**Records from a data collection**
========
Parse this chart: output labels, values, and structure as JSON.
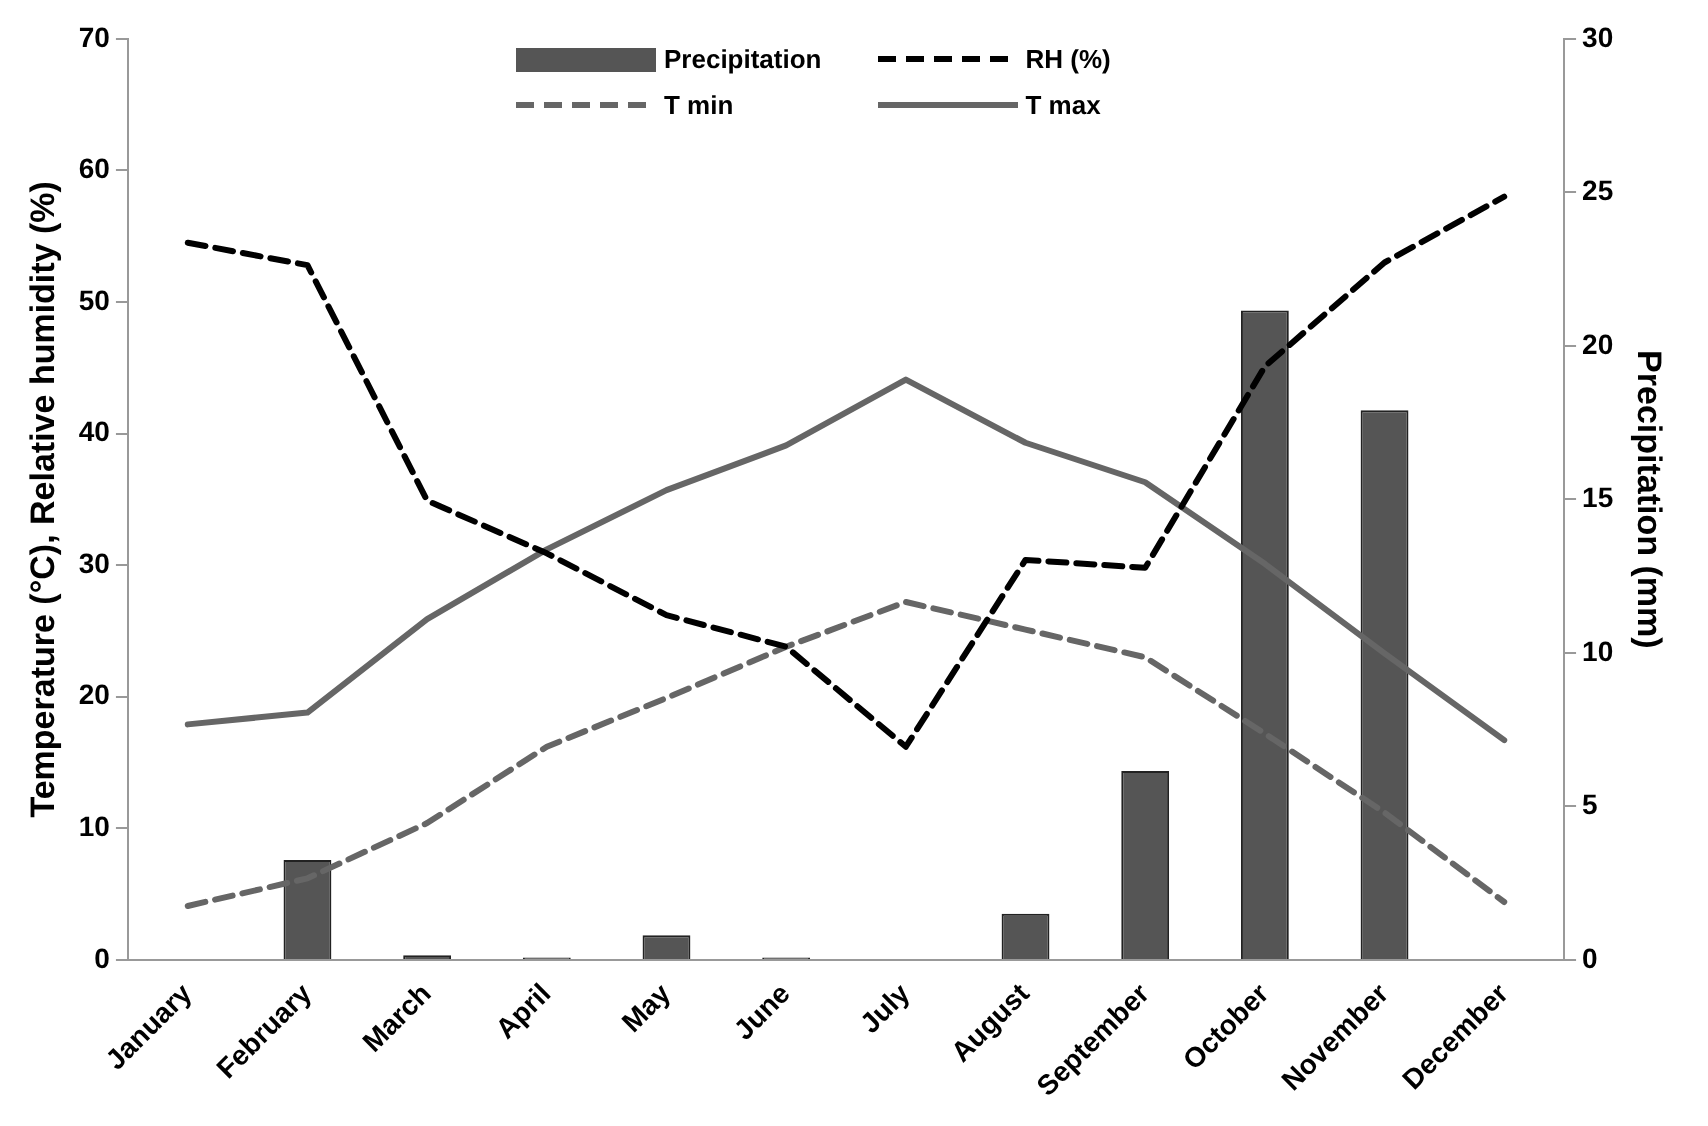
{
  "chart_data": {
    "type": "bar",
    "ylabel": "Temperature (°C), Relative humidity (%)",
    "y2label": "Precipitation (mm)",
    "categories": [
      "January",
      "February",
      "March",
      "April",
      "May",
      "June",
      "July",
      "August",
      "September",
      "October",
      "November",
      "December"
    ],
    "series": [
      {
        "name": "Precipitation",
        "axis": "y2",
        "color": "#555555",
        "values": [
          0,
          3.25,
          0.15,
          0.08,
          0.8,
          0.08,
          0,
          1.5,
          6.15,
          21.15,
          17.9,
          0
        ]
      },
      {
        "name": "RH (%)",
        "type": "line",
        "line_style": "dashed",
        "color": "#000000",
        "values": [
          54.5,
          52.8,
          34.9,
          30.9,
          26.2,
          23.8,
          16.2,
          30.4,
          29.8,
          45.1,
          53.0,
          58.0
        ]
      },
      {
        "name": "T min",
        "type": "line",
        "line_style": "dashed",
        "color": "#666666",
        "values": [
          4.1,
          6.2,
          10.4,
          16.2,
          19.9,
          23.8,
          27.2,
          25.1,
          23.0,
          17.2,
          11.2,
          4.4
        ]
      },
      {
        "name": "T max",
        "type": "line",
        "line_style": "solid",
        "color": "#666666",
        "values": [
          17.9,
          18.8,
          25.9,
          31.2,
          35.7,
          39.1,
          44.1,
          39.3,
          36.3,
          30.1,
          23.3,
          16.7
        ]
      }
    ],
    "ylim": [
      0,
      70
    ],
    "yticks": [
      0,
      10,
      20,
      30,
      40,
      50,
      60,
      70
    ],
    "y2lim": [
      0,
      30
    ],
    "y2ticks": [
      0,
      5,
      10,
      15,
      20,
      25,
      30
    ],
    "grid": false,
    "legend": "top",
    "marker": "none"
  }
}
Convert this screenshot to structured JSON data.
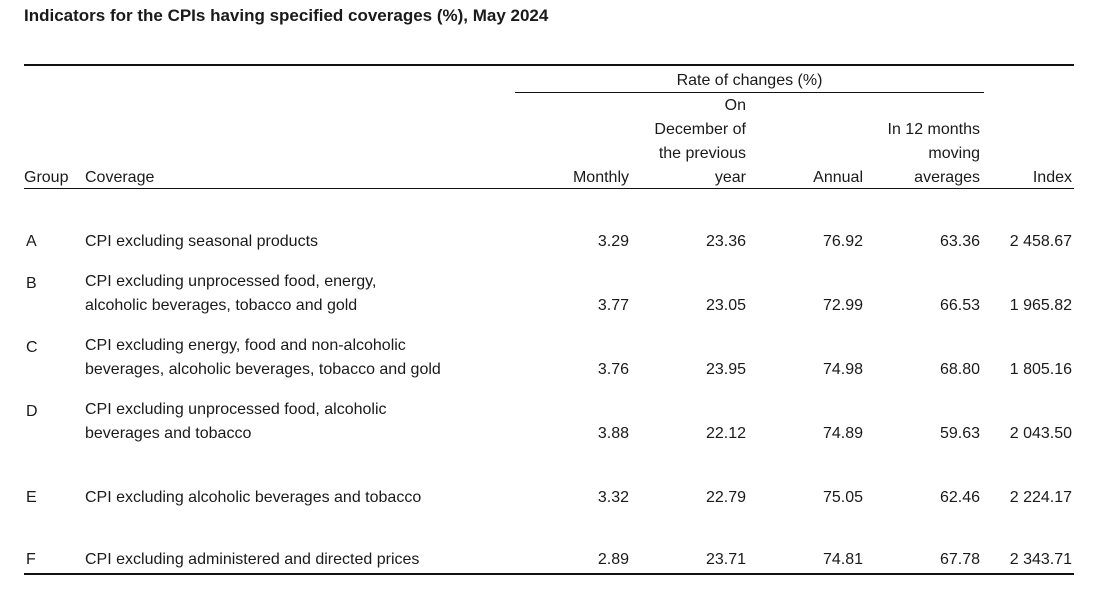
{
  "title": "Indicators for the CPIs having specified coverages (%), May 2024",
  "header": {
    "group": "Group",
    "coverage": "Coverage",
    "rate_of_changes": "Rate of changes (%)",
    "monthly": "Monthly",
    "on_december_line1": "On",
    "on_december_line2": "December of",
    "on_december_line3": "the previous",
    "on_december_line4": "year",
    "annual": "Annual",
    "moving_line1": "In 12 months",
    "moving_line2": "moving",
    "moving_line3": "averages",
    "index": "Index"
  },
  "rows": [
    {
      "group": "A",
      "coverage_line1": "CPI excluding seasonal products",
      "coverage_line2": "",
      "monthly": "3.29",
      "december": "23.36",
      "annual": "76.92",
      "moving": "63.36",
      "index": "2 458.67"
    },
    {
      "group": "B",
      "coverage_line1": "CPI excluding unprocessed food, energy,",
      "coverage_line2": "alcoholic beverages, tobacco and gold",
      "monthly": "3.77",
      "december": "23.05",
      "annual": "72.99",
      "moving": "66.53",
      "index": "1 965.82"
    },
    {
      "group": "C",
      "coverage_line1": "CPI excluding energy, food and non-alcoholic",
      "coverage_line2": "beverages, alcoholic beverages, tobacco and gold",
      "monthly": "3.76",
      "december": "23.95",
      "annual": "74.98",
      "moving": "68.80",
      "index": "1 805.16"
    },
    {
      "group": "D",
      "coverage_line1": "CPI excluding unprocessed food, alcoholic",
      "coverage_line2": "beverages and tobacco",
      "monthly": "3.88",
      "december": "22.12",
      "annual": "74.89",
      "moving": "59.63",
      "index": "2 043.50"
    },
    {
      "group": "E",
      "coverage_line1": "CPI excluding alcoholic beverages and tobacco",
      "coverage_line2": "",
      "monthly": "3.32",
      "december": "22.79",
      "annual": "75.05",
      "moving": "62.46",
      "index": "2 224.17"
    },
    {
      "group": "F",
      "coverage_line1": "CPI excluding administered and directed prices",
      "coverage_line2": "",
      "monthly": "2.89",
      "december": "23.71",
      "annual": "74.81",
      "moving": "67.78",
      "index": "2 343.71"
    }
  ]
}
========
**Task description**
Among the entries above, how many lines hold the string "alcoholic"? Respond with nothing but the number.

**Task solution**
5